### REQUEST
Send each entry back exactly as given, pictures excluded.

______________________________

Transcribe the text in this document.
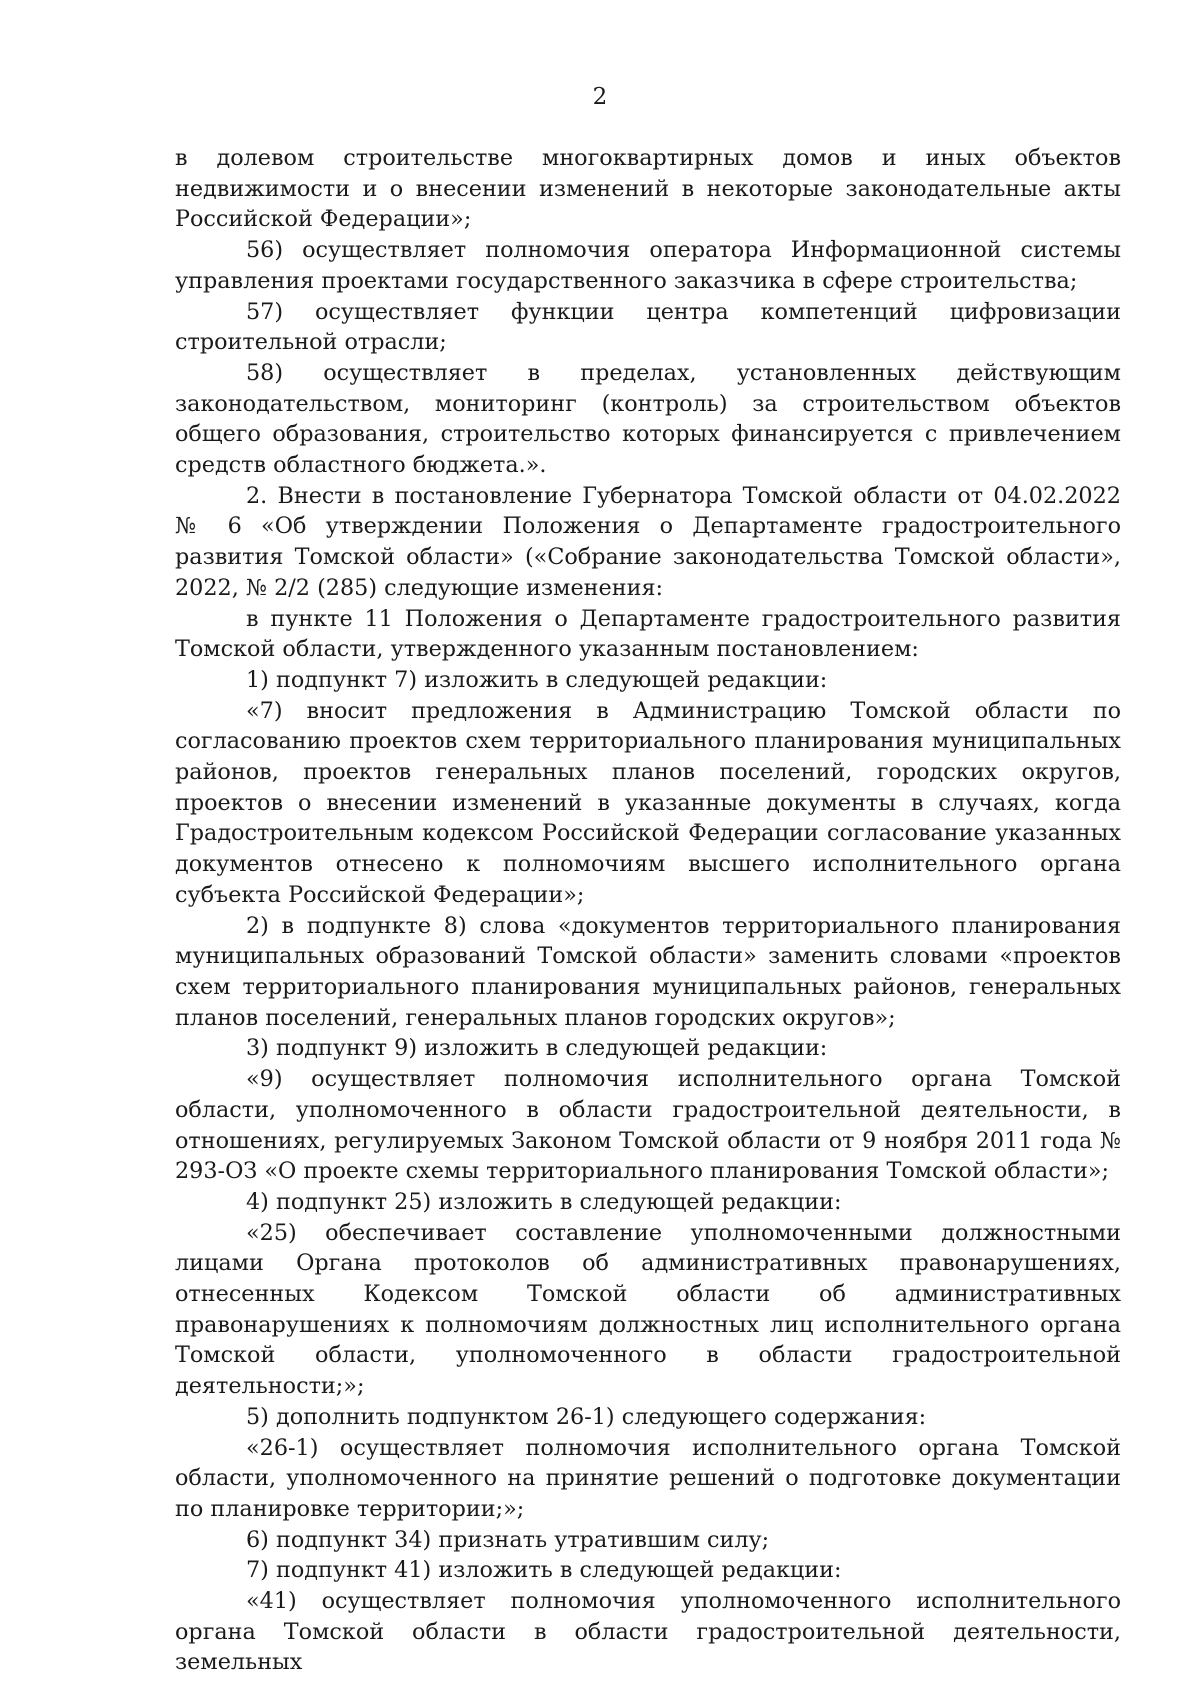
2

в долевом строительстве многоквартирных домов и иных объектов недвижимости и о внесении изменений в некоторые законодательные акты Российской Федерации»;

56) осуществляет полномочия оператора Информационной системы управления проектами государственного заказчика в сфере строительства;

57) осуществляет функции центра компетенций цифровизации строительной отрасли;

58) осуществляет в пределах, установленных действующим законодательством, мониторинг (контроль) за строительством объектов общего образования, строительство которых финансируется с привлечением средств областного бюджета.».

2. Внести в постановление Губернатора Томской области от 04.02.2022 № 6 «Об утверждении Положения о Департаменте градостроительного развития Томской области» («Собрание законодательства Томской области», 2022, № 2/2 (285) следующие изменения:

в пункте 11 Положения о Департаменте градостроительного развития Томской области, утвержденного указанным постановлением:

1) подпункт 7) изложить в следующей редакции:

«7) вносит предложения в Администрацию Томской области по согласованию проектов схем территориального планирования муниципальных районов, проектов генеральных планов поселений, городских округов, проектов о внесении изменений в указанные документы в случаях, когда Градостроительным кодексом Российской Федерации согласование указанных документов отнесено к полномочиям высшего исполнительного органа субъекта Российской Федерации»;

2) в подпункте 8) слова «документов территориального планирования муниципальных образований Томской области» заменить словами «проектов схем территориального планирования муниципальных районов, генеральных планов поселений, генеральных планов городских округов»;

3) подпункт 9) изложить в следующей редакции:

«9) осуществляет полномочия исполнительного органа Томской области, уполномоченного в области градостроительной деятельности, в отношениях, регулируемых Законом Томской области от 9 ноября 2011 года № 293-ОЗ «О проекте схемы территориального планирования Томской области»;

4) подпункт 25) изложить в следующей редакции:

«25) обеспечивает составление уполномоченными должностными лицами Органа протоколов об административных правонарушениях, отнесенных Кодексом Томской области об административных правонарушениях к полномочиям должностных лиц исполнительного органа Томской области, уполномоченного в области градостроительной деятельности;»;

5) дополнить подпунктом 26-1) следующего содержания:

«26-1) осуществляет полномочия исполнительного органа Томской области, уполномоченного на принятие решений о подготовке документации по планировке территории;»;

6) подпункт 34) признать утратившим силу;

7) подпункт 41) изложить в следующей редакции:

«41) осуществляет полномочия уполномоченного исполнительного органа Томской области в области градостроительной деятельности, земельных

______________________________

### TASK SOLUTION
Transcribe the text in this document.
2

в долевом строительстве многоквартирных домов и иных объектов недвижимости и о внесении изменений в некоторые законодательные акты Российской Федерации»;

56) осуществляет полномочия оператора Информационной системы управления проектами государственного заказчика в сфере строительства;

57) осуществляет функции центра компетенций цифровизации строительной отрасли;

58) осуществляет в пределах, установленных действующим законодательством, мониторинг (контроль) за строительством объектов общего образования, строительство которых финансируется с привлечением средств областного бюджета.».

2. Внести в постановление Губернатора Томской области от 04.02.2022 № 6 «Об утверждении Положения о Департаменте градостроительного развития Томской области» («Собрание законодательства Томской области», 2022, № 2/2 (285) следующие изменения:

в пункте 11 Положения о Департаменте градостроительного развития Томской области, утвержденного указанным постановлением:

1) подпункт 7) изложить в следующей редакции:

«7) вносит предложения в Администрацию Томской области по согласованию проектов схем территориального планирования муниципальных районов, проектов генеральных планов поселений, городских округов, проектов о внесении изменений в указанные документы в случаях, когда Градостроительным кодексом Российской Федерации согласование указанных документов отнесено к полномочиям высшего исполнительного органа субъекта Российской Федерации»;

2) в подпункте 8) слова «документов территориального планирования муниципальных образований Томской области» заменить словами «проектов схем территориального планирования муниципальных районов, генеральных планов поселений, генеральных планов городских округов»;

3) подпункт 9) изложить в следующей редакции:

«9) осуществляет полномочия исполнительного органа Томской области, уполномоченного в области градостроительной деятельности, в отношениях, регулируемых Законом Томской области от 9 ноября 2011 года № 293-ОЗ «О проекте схемы территориального планирования Томской области»;

4) подпункт 25) изложить в следующей редакции:

«25) обеспечивает составление уполномоченными должностными лицами Органа протоколов об административных правонарушениях, отнесенных Кодексом Томской области об административных правонарушениях к полномочиям должностных лиц исполнительного органа Томской области, уполномоченного в области градостроительной деятельности;»;

5) дополнить подпунктом 26-1) следующего содержания:

«26-1) осуществляет полномочия исполнительного органа Томской области, уполномоченного на принятие решений о подготовке документации по планировке территории;»;

6) подпункт 34) признать утратившим силу;

7) подпункт 41) изложить в следующей редакции:

«41) осуществляет полномочия уполномоченного исполнительного органа Томской области в области градостроительной деятельности, земельных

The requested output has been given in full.